## [Work to be completed]
Please report every line from the material that contains the word "DUCT".

## [Records to use]
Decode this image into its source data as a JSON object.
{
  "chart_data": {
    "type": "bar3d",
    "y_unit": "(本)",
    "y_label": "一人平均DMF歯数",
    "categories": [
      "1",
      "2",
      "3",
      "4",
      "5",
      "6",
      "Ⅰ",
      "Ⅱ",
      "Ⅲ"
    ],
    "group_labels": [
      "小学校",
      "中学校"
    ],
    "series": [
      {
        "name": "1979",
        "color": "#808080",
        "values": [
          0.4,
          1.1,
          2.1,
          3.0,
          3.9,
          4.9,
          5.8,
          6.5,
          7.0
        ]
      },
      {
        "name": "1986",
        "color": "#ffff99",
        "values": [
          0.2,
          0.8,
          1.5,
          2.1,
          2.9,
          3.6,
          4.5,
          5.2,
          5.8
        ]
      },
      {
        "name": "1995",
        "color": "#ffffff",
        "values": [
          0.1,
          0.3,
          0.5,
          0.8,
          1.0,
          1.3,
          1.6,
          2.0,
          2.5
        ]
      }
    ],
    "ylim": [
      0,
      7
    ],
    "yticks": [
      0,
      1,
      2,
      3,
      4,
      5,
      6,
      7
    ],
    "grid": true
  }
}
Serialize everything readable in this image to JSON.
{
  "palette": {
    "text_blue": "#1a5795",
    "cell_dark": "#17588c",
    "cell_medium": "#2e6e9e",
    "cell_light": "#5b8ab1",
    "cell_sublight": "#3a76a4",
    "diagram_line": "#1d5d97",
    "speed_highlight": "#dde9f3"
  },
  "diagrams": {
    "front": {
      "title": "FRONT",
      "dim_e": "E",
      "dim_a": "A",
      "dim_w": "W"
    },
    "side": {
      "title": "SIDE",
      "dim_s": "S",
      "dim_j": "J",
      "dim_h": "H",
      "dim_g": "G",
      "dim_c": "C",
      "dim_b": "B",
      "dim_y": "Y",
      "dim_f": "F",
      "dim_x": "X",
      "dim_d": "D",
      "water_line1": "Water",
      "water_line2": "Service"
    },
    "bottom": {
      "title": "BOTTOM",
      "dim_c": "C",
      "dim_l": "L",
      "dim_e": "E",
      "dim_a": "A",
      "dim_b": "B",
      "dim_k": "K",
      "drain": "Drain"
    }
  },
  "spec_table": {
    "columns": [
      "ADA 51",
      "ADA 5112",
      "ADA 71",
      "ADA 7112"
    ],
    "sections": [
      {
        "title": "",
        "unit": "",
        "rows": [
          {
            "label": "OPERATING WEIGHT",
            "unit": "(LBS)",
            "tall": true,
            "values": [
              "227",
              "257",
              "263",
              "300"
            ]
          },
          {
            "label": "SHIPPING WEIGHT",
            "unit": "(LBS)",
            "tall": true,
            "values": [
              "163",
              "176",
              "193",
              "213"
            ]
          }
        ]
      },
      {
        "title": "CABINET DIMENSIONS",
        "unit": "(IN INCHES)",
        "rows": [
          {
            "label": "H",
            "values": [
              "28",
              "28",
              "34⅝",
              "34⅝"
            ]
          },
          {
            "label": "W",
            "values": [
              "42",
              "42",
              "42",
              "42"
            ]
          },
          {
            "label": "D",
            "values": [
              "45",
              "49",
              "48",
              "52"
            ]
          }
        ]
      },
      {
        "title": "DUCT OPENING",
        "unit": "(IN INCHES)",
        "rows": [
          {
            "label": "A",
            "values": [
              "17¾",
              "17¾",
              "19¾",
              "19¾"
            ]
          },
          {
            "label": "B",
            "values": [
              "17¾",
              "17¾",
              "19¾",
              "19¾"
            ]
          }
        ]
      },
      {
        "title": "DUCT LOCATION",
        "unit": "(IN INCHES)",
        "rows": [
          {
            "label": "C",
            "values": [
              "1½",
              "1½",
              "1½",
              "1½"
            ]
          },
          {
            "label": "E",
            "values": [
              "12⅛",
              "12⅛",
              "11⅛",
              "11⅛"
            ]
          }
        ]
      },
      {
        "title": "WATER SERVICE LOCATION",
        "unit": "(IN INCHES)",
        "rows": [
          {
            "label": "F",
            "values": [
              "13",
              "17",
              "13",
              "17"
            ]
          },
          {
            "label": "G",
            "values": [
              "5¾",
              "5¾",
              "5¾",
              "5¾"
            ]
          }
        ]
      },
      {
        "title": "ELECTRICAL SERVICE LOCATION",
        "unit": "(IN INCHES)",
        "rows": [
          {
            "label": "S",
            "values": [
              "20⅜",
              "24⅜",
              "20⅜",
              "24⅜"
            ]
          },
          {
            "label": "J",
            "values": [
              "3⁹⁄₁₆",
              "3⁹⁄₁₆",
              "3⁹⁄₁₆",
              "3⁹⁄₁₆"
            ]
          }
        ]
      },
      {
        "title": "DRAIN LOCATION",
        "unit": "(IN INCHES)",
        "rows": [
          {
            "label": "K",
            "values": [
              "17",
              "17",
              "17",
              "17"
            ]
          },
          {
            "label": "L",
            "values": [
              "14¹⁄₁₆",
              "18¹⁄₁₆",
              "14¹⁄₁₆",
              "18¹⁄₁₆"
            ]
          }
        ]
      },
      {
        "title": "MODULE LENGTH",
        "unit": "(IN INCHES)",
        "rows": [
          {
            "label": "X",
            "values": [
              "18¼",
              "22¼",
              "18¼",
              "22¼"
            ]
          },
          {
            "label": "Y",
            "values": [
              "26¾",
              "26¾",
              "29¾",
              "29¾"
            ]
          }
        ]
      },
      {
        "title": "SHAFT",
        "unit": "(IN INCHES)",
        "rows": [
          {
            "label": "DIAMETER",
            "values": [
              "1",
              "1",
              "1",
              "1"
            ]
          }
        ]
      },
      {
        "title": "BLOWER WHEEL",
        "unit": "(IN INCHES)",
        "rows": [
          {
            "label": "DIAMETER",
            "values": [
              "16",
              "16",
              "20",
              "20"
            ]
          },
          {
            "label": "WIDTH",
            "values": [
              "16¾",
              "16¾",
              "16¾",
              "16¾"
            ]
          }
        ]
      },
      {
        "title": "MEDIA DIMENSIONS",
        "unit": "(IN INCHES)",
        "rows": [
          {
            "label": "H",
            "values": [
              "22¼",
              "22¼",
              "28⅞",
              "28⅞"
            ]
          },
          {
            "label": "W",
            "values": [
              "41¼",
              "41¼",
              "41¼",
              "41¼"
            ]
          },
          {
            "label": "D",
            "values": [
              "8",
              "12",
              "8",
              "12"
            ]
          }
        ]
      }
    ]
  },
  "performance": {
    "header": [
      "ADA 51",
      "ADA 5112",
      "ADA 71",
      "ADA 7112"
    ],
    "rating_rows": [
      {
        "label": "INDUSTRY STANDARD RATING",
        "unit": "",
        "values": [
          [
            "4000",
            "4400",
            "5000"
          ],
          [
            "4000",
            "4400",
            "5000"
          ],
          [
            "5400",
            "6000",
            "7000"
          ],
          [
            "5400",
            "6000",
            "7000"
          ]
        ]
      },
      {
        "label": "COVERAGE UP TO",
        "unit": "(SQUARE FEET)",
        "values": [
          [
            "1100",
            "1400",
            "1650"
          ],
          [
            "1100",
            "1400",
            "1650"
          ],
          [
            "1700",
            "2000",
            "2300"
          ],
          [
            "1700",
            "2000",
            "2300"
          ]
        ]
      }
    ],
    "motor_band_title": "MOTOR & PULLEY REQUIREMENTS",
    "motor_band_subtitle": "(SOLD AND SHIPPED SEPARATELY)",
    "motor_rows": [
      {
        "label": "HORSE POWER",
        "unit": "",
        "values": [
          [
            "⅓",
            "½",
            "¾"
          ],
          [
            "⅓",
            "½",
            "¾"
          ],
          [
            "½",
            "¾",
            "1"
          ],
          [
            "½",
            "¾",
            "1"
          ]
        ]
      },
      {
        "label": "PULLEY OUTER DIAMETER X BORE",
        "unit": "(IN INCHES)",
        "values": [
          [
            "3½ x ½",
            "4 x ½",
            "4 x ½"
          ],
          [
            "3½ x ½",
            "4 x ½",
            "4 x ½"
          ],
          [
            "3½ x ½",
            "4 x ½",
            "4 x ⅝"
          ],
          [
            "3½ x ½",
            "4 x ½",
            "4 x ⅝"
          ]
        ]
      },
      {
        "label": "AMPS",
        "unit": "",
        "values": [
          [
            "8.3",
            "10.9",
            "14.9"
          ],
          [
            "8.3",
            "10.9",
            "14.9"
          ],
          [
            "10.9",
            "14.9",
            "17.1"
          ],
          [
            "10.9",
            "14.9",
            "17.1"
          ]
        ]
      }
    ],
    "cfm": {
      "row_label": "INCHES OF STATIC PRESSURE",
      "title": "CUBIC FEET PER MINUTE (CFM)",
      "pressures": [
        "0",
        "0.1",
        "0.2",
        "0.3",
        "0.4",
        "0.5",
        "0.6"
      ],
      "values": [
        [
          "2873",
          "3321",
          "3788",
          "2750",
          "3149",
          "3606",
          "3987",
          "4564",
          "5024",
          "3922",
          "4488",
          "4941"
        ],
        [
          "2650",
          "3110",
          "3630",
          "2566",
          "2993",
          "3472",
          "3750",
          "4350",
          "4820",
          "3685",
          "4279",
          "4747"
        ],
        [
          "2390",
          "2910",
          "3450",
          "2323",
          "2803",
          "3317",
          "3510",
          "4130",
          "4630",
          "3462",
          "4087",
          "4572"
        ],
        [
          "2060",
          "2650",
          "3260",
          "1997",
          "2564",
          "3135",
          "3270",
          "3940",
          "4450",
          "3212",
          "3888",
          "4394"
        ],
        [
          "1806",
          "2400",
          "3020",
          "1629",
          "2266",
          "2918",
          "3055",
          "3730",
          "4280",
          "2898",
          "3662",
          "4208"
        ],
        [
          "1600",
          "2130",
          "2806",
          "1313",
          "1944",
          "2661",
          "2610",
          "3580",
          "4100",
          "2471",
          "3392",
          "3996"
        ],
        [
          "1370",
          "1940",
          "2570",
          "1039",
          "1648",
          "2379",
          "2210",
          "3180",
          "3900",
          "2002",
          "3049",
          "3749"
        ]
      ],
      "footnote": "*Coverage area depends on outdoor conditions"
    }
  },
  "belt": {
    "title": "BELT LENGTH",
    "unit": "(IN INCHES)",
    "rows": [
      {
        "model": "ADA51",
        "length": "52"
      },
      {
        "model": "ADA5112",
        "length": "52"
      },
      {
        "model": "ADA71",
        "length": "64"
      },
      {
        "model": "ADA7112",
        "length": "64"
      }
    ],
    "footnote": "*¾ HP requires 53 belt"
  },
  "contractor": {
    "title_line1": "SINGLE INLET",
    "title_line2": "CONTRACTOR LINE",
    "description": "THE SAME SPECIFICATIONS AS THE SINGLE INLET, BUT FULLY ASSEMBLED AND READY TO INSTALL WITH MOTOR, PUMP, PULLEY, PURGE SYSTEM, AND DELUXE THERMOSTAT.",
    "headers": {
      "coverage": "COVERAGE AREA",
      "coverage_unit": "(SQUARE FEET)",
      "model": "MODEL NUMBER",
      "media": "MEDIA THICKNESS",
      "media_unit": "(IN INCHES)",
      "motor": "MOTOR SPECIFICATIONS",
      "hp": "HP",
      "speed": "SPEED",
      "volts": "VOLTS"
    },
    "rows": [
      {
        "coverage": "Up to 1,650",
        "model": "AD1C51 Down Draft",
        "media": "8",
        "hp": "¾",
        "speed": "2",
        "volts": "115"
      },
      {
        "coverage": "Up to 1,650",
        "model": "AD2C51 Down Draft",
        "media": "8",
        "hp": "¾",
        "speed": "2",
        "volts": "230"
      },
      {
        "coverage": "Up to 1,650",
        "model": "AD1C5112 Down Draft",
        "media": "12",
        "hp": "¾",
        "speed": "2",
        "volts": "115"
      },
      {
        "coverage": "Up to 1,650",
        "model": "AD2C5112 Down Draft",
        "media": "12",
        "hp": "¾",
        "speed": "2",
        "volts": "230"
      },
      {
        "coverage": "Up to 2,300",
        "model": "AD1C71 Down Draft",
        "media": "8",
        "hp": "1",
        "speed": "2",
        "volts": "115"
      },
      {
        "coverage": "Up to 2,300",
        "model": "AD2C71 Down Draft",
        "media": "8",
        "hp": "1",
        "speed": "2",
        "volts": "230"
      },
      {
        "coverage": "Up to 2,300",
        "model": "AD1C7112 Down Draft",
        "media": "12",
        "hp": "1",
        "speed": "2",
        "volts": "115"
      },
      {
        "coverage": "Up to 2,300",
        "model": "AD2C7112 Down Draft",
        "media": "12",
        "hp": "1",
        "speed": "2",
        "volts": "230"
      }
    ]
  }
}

## [The output]
        "title": "DUCT OPENING",
        "title": "DUCT LOCATION",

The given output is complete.